Exercise aim:
Give every line of the data again, unchanged, but with no pictures.

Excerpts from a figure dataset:
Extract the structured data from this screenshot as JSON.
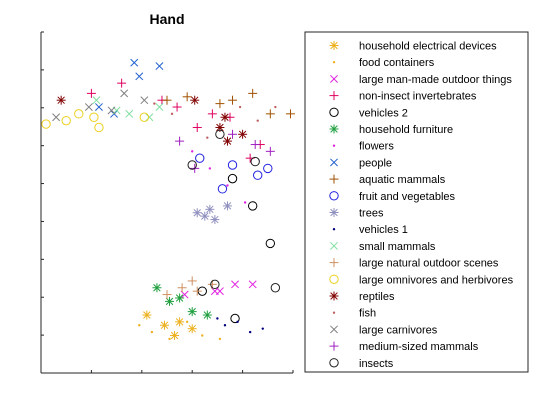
{
  "chart_data": {
    "type": "scatter",
    "title": "Hand",
    "xlabel": "",
    "ylabel": "",
    "xlim": [
      0,
      10
    ],
    "ylim": [
      0,
      10
    ],
    "legend_position": "right",
    "series": [
      {
        "name": "household electrical devices",
        "marker": "asterisk",
        "color": "#EDB120",
        "x": [
          4.2,
          4.9,
          5.5,
          5.3,
          6.0
        ],
        "y": [
          1.7,
          1.4,
          1.5,
          1.1,
          1.3
        ]
      },
      {
        "name": "food containers",
        "marker": "dot",
        "color": "#EDB120",
        "x": [
          3.9,
          4.4,
          5.1,
          5.8,
          6.4,
          7.1
        ],
        "y": [
          1.4,
          1.2,
          1.0,
          1.5,
          1.1,
          1.0
        ]
      },
      {
        "name": "large man-made outdoor things",
        "marker": "x",
        "color": "#E020E0",
        "x": [
          5.7,
          6.9,
          7.7,
          8.4,
          7.1
        ],
        "y": [
          2.3,
          2.4,
          2.6,
          2.6,
          2.4
        ]
      },
      {
        "name": "non-insect invertebrates",
        "marker": "plus",
        "color": "#E00060",
        "x": [
          2.0,
          3.2,
          4.8,
          5.4,
          6.2,
          6.8,
          7.5,
          8.3,
          8.7
        ],
        "y": [
          8.2,
          8.5,
          8.0,
          7.8,
          7.2,
          7.6,
          7.5,
          6.3,
          6.7
        ]
      },
      {
        "name": "vehicles 2",
        "marker": "circle",
        "color": "#000000",
        "x": [
          7.6,
          8.4,
          9.1,
          7.7,
          6.4
        ],
        "y": [
          5.7,
          4.9,
          3.8,
          1.6,
          2.4
        ]
      },
      {
        "name": "household furniture",
        "marker": "asterisk",
        "color": "#20A040",
        "x": [
          4.6,
          5.1,
          5.5,
          6.0,
          6.6
        ],
        "y": [
          2.5,
          2.1,
          2.2,
          1.8,
          1.7
        ]
      },
      {
        "name": "flowers",
        "marker": "dot",
        "color": "#E020E0",
        "x": [
          6.0,
          6.7,
          7.4,
          8.1,
          6.9
        ],
        "y": [
          6.5,
          6.0,
          5.5,
          5.0,
          4.5
        ]
      },
      {
        "name": "people",
        "marker": "x",
        "color": "#2060D0",
        "x": [
          2.9,
          3.7,
          3.9,
          4.7,
          2.3
        ],
        "y": [
          7.6,
          9.1,
          8.7,
          9.0,
          7.8
        ]
      },
      {
        "name": "aquatic mammals",
        "marker": "plus",
        "color": "#A05000",
        "x": [
          5.0,
          5.8,
          7.1,
          7.6,
          8.4,
          9.1,
          9.9
        ],
        "y": [
          8.0,
          8.1,
          7.9,
          8.0,
          8.2,
          7.6,
          7.6
        ]
      },
      {
        "name": "fruit and vegetables",
        "marker": "circle",
        "color": "#2020E0",
        "x": [
          6.3,
          7.6,
          8.6,
          9.0,
          7.2
        ],
        "y": [
          6.3,
          6.1,
          5.8,
          6.0,
          5.4
        ]
      },
      {
        "name": "trees",
        "marker": "asterisk",
        "color": "#9090C0",
        "x": [
          6.2,
          6.5,
          6.7,
          6.9,
          7.4
        ],
        "y": [
          4.7,
          4.6,
          4.8,
          4.5,
          4.9
        ]
      },
      {
        "name": "vehicles 1",
        "marker": "dot",
        "color": "#000080",
        "x": [
          7.0,
          7.3,
          7.8,
          8.3,
          8.8
        ],
        "y": [
          1.6,
          1.4,
          1.5,
          1.2,
          1.3
        ]
      },
      {
        "name": "small mammals",
        "marker": "x",
        "color": "#80E0A0",
        "x": [
          2.2,
          3.0,
          3.5,
          4.3,
          4.7
        ],
        "y": [
          8.0,
          7.7,
          7.6,
          7.5,
          7.8
        ]
      },
      {
        "name": "large natural outdoor scenes",
        "marker": "plus",
        "color": "#D09060",
        "x": [
          5.0,
          5.6,
          6.0,
          6.2,
          6.8
        ],
        "y": [
          2.3,
          2.5,
          2.7,
          2.4,
          2.6
        ]
      },
      {
        "name": "large omnivores and herbivores",
        "marker": "circle",
        "color": "#EDD020",
        "x": [
          0.2,
          1.0,
          1.5,
          2.1,
          4.1,
          2.3
        ],
        "y": [
          7.3,
          7.4,
          7.6,
          7.5,
          7.5,
          7.2
        ]
      },
      {
        "name": "reptiles",
        "marker": "asterisk",
        "color": "#800000",
        "x": [
          0.8,
          6.1,
          7.1,
          7.4,
          8.0,
          7.3
        ],
        "y": [
          8.0,
          8.0,
          7.2,
          6.8,
          7.0,
          7.5
        ]
      },
      {
        "name": "fish",
        "marker": "dot",
        "color": "#C06060",
        "x": [
          4.5,
          5.2,
          6.6,
          7.9,
          8.6,
          9.3
        ],
        "y": [
          7.9,
          7.6,
          6.9,
          7.8,
          7.4,
          7.8
        ]
      },
      {
        "name": "large carnivores",
        "marker": "x",
        "color": "#808080",
        "x": [
          0.6,
          1.9,
          2.8,
          3.3,
          4.1
        ],
        "y": [
          7.5,
          7.8,
          7.7,
          8.2,
          8.0
        ]
      },
      {
        "name": "medium-sized mammals",
        "marker": "plus",
        "color": "#A020C0",
        "x": [
          7.6,
          8.5,
          9.1,
          6.1,
          5.5
        ],
        "y": [
          7.0,
          6.7,
          6.5,
          6.0,
          6.8
        ]
      },
      {
        "name": "insects",
        "marker": "circle",
        "color": "#202020",
        "x": [
          6.0,
          7.1,
          8.5,
          9.3,
          6.9
        ],
        "y": [
          6.1,
          7.0,
          6.2,
          2.5,
          2.6
        ]
      }
    ]
  }
}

Written solution:
Extract the structured data from this screenshot as JSON.
{
  "chart_data": {
    "type": "scatter",
    "title": "Hand",
    "xlabel": "",
    "ylabel": "",
    "xlim": [
      0,
      10
    ],
    "ylim": [
      0,
      10
    ],
    "legend_position": "right",
    "series": [
      {
        "name": "household electrical devices",
        "marker": "asterisk",
        "color": "#EDB120",
        "x": [
          4.2,
          4.9,
          5.5,
          5.3,
          6.0
        ],
        "y": [
          1.7,
          1.4,
          1.5,
          1.1,
          1.3
        ]
      },
      {
        "name": "food containers",
        "marker": "dot",
        "color": "#EDB120",
        "x": [
          3.9,
          4.4,
          5.1,
          5.8,
          6.4,
          7.1
        ],
        "y": [
          1.4,
          1.2,
          1.0,
          1.5,
          1.1,
          1.0
        ]
      },
      {
        "name": "large man-made outdoor things",
        "marker": "x",
        "color": "#E020E0",
        "x": [
          5.7,
          6.9,
          7.7,
          8.4,
          7.1
        ],
        "y": [
          2.3,
          2.4,
          2.6,
          2.6,
          2.4
        ]
      },
      {
        "name": "non-insect invertebrates",
        "marker": "plus",
        "color": "#E00060",
        "x": [
          2.0,
          3.2,
          4.8,
          5.4,
          6.2,
          6.8,
          7.5,
          8.3,
          8.7
        ],
        "y": [
          8.2,
          8.5,
          8.0,
          7.8,
          7.2,
          7.6,
          7.5,
          6.3,
          6.7
        ]
      },
      {
        "name": "vehicles 2",
        "marker": "circle",
        "color": "#000000",
        "x": [
          7.6,
          8.4,
          9.1,
          7.7,
          6.4
        ],
        "y": [
          5.7,
          4.9,
          3.8,
          1.6,
          2.4
        ]
      },
      {
        "name": "household furniture",
        "marker": "asterisk",
        "color": "#20A040",
        "x": [
          4.6,
          5.1,
          5.5,
          6.0,
          6.6
        ],
        "y": [
          2.5,
          2.1,
          2.2,
          1.8,
          1.7
        ]
      },
      {
        "name": "flowers",
        "marker": "dot",
        "color": "#E020E0",
        "x": [
          6.0,
          6.7,
          7.4,
          8.1,
          6.9
        ],
        "y": [
          6.5,
          6.0,
          5.5,
          5.0,
          4.5
        ]
      },
      {
        "name": "people",
        "marker": "x",
        "color": "#2060D0",
        "x": [
          2.9,
          3.7,
          3.9,
          4.7,
          2.3
        ],
        "y": [
          7.6,
          9.1,
          8.7,
          9.0,
          7.8
        ]
      },
      {
        "name": "aquatic mammals",
        "marker": "plus",
        "color": "#A05000",
        "x": [
          5.0,
          5.8,
          7.1,
          7.6,
          8.4,
          9.1,
          9.9
        ],
        "y": [
          8.0,
          8.1,
          7.9,
          8.0,
          8.2,
          7.6,
          7.6
        ]
      },
      {
        "name": "fruit and vegetables",
        "marker": "circle",
        "color": "#2020E0",
        "x": [
          6.3,
          7.6,
          8.6,
          9.0,
          7.2
        ],
        "y": [
          6.3,
          6.1,
          5.8,
          6.0,
          5.4
        ]
      },
      {
        "name": "trees",
        "marker": "asterisk",
        "color": "#9090C0",
        "x": [
          6.2,
          6.5,
          6.7,
          6.9,
          7.4
        ],
        "y": [
          4.7,
          4.6,
          4.8,
          4.5,
          4.9
        ]
      },
      {
        "name": "vehicles 1",
        "marker": "dot",
        "color": "#000080",
        "x": [
          7.0,
          7.3,
          7.8,
          8.3,
          8.8
        ],
        "y": [
          1.6,
          1.4,
          1.5,
          1.2,
          1.3
        ]
      },
      {
        "name": "small mammals",
        "marker": "x",
        "color": "#80E0A0",
        "x": [
          2.2,
          3.0,
          3.5,
          4.3,
          4.7
        ],
        "y": [
          8.0,
          7.7,
          7.6,
          7.5,
          7.8
        ]
      },
      {
        "name": "large natural outdoor scenes",
        "marker": "plus",
        "color": "#D09060",
        "x": [
          5.0,
          5.6,
          6.0,
          6.2,
          6.8
        ],
        "y": [
          2.3,
          2.5,
          2.7,
          2.4,
          2.6
        ]
      },
      {
        "name": "large omnivores and herbivores",
        "marker": "circle",
        "color": "#EDD020",
        "x": [
          0.2,
          1.0,
          1.5,
          2.1,
          4.1,
          2.3
        ],
        "y": [
          7.3,
          7.4,
          7.6,
          7.5,
          7.5,
          7.2
        ]
      },
      {
        "name": "reptiles",
        "marker": "asterisk",
        "color": "#800000",
        "x": [
          0.8,
          6.1,
          7.1,
          7.4,
          8.0,
          7.3
        ],
        "y": [
          8.0,
          8.0,
          7.2,
          6.8,
          7.0,
          7.5
        ]
      },
      {
        "name": "fish",
        "marker": "dot",
        "color": "#C06060",
        "x": [
          4.5,
          5.2,
          6.6,
          7.9,
          8.6,
          9.3
        ],
        "y": [
          7.9,
          7.6,
          6.9,
          7.8,
          7.4,
          7.8
        ]
      },
      {
        "name": "large carnivores",
        "marker": "x",
        "color": "#808080",
        "x": [
          0.6,
          1.9,
          2.8,
          3.3,
          4.1
        ],
        "y": [
          7.5,
          7.8,
          7.7,
          8.2,
          8.0
        ]
      },
      {
        "name": "medium-sized mammals",
        "marker": "plus",
        "color": "#A020C0",
        "x": [
          7.6,
          8.5,
          9.1,
          6.1,
          5.5
        ],
        "y": [
          7.0,
          6.7,
          6.5,
          6.0,
          6.8
        ]
      },
      {
        "name": "insects",
        "marker": "circle",
        "color": "#202020",
        "x": [
          6.0,
          7.1,
          8.5,
          9.3,
          6.9
        ],
        "y": [
          6.1,
          7.0,
          6.2,
          2.5,
          2.6
        ]
      }
    ]
  }
}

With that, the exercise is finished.